***** Data supplied *****

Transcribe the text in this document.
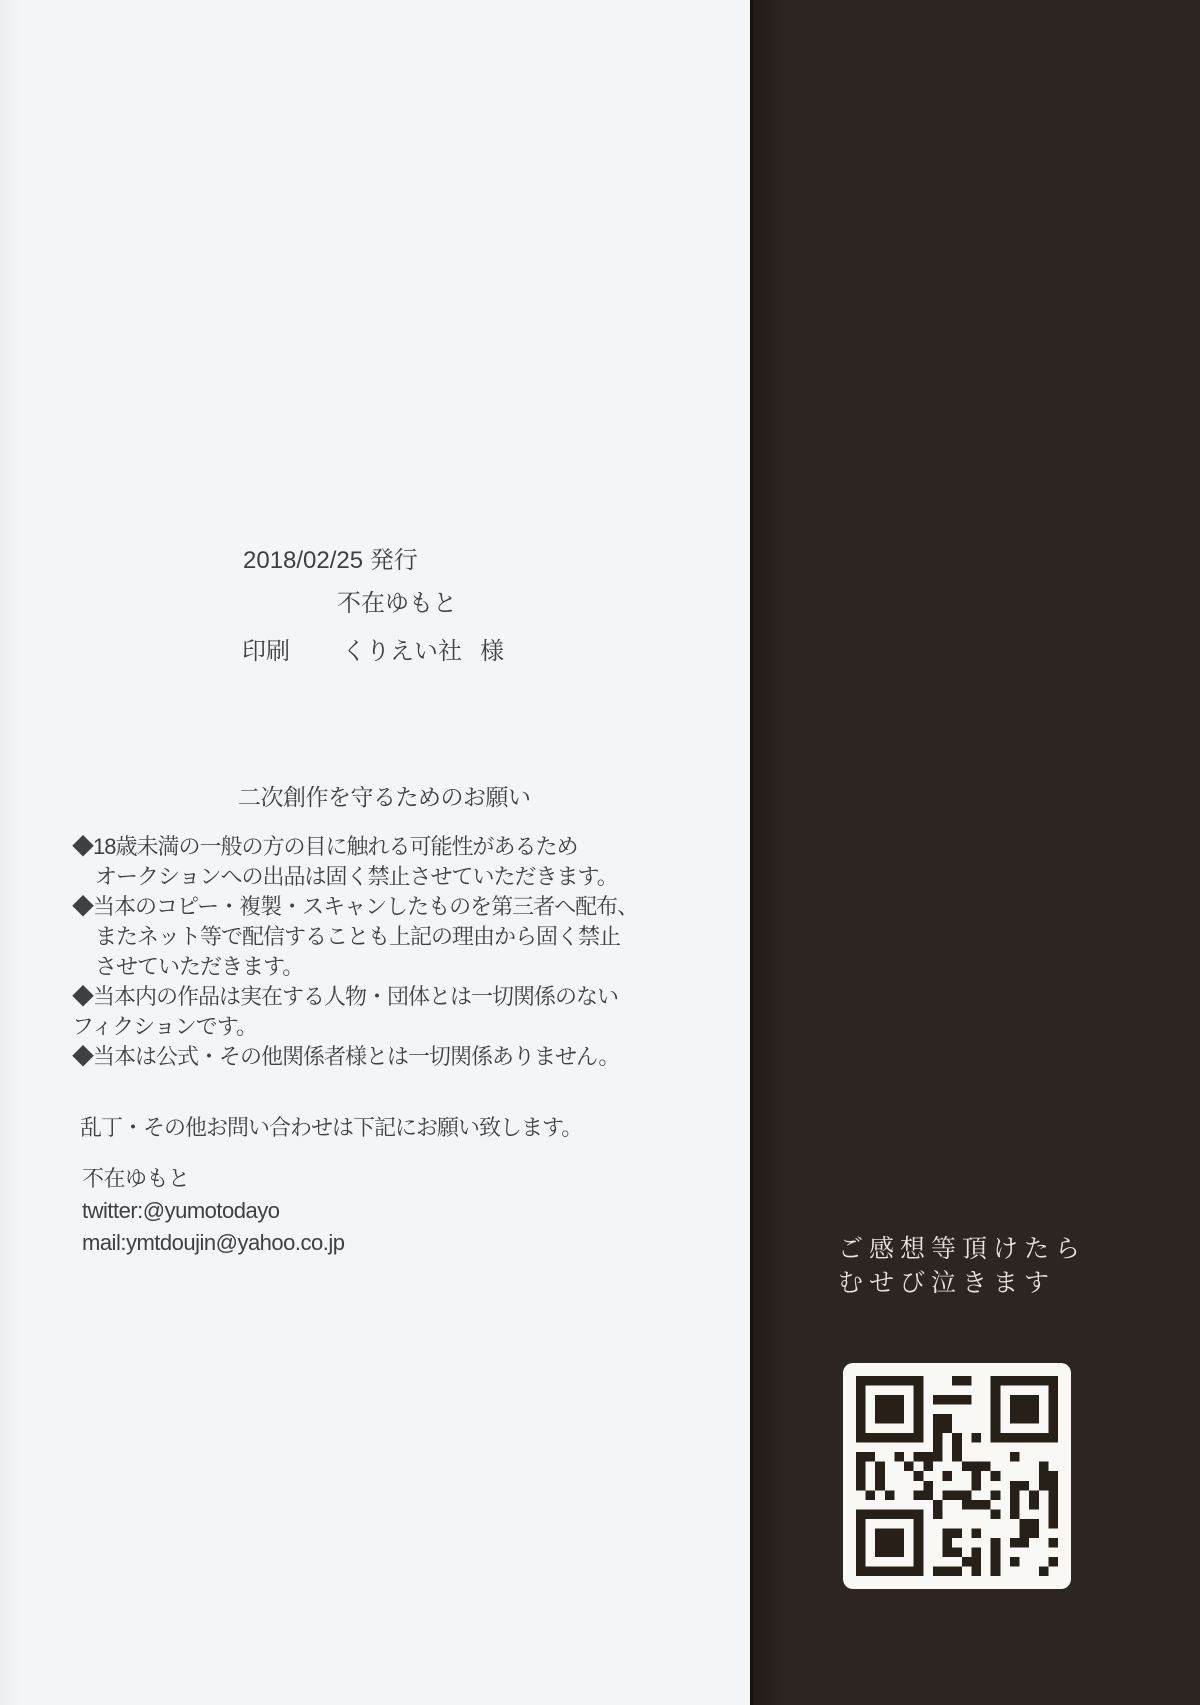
2018/02/25 発行
不在ゆもと
印刷 くりえい社 様
二次創作を守るためのお願い
◆18歳未満の一般の方の目に触れる可能性があるため
オークションへの出品は固く禁止させていただきます。
◆当本のコピー・複製・スキャンしたものを第三者へ配布、
またネット等で配信することも上記の理由から固く禁止
させていただきます。
◆当本内の作品は実在する人物・団体とは一切関係のない
フィクションです。
◆当本は公式・その他関係者様とは一切関係ありません。
乱丁・その他お問い合わせは下記にお願い致します。
不在ゆもと
twitter:@yumotodayo
mail:ymtdoujin@yahoo.co.jp	ご感想等頂けたら
むせび泣きます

*****

Work to be completed:
Copy the whole of the material above exactly, but not its images.

Solution below:
Transcribe the text in this document.
2018/02/25 発行
不在ゆもと
印刷 くりえい社 様
二次創作を守るためのお願い
◆18歳未満の一般の方の目に触れる可能性があるため
オークションへの出品は固く禁止させていただきます。
◆当本のコピー・複製・スキャンしたものを第三者へ配布、
またネット等で配信することも上記の理由から固く禁止
させていただきます。
◆当本内の作品は実在する人物・団体とは一切関係のない
フィクションです。
◆当本は公式・その他関係者様とは一切関係ありません。
乱丁・その他お問い合わせは下記にお願い致します。
不在ゆもと
twitter:@yumotodayo
mail:ymtdoujin@yahoo.co.jp	ご感想等頂けたら
むせび泣きます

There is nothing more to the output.